Directions.
Extract each line bearing the word "title".

-- START Supplied information --

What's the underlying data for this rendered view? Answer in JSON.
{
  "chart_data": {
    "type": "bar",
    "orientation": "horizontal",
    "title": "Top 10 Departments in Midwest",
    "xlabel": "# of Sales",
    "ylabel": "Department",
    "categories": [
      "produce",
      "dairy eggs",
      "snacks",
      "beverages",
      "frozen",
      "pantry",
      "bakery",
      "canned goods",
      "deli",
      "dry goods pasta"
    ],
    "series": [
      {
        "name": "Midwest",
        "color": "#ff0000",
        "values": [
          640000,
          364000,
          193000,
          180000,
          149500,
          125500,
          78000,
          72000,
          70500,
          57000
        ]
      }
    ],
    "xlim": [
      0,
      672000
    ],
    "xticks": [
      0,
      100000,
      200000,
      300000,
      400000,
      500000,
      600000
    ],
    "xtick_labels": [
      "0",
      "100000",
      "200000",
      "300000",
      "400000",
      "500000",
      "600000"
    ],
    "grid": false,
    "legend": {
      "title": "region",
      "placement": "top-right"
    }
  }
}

-- END Supplied information --

Answer.
    "title": "Top 10 Departments in Midwest",
      "title": "region",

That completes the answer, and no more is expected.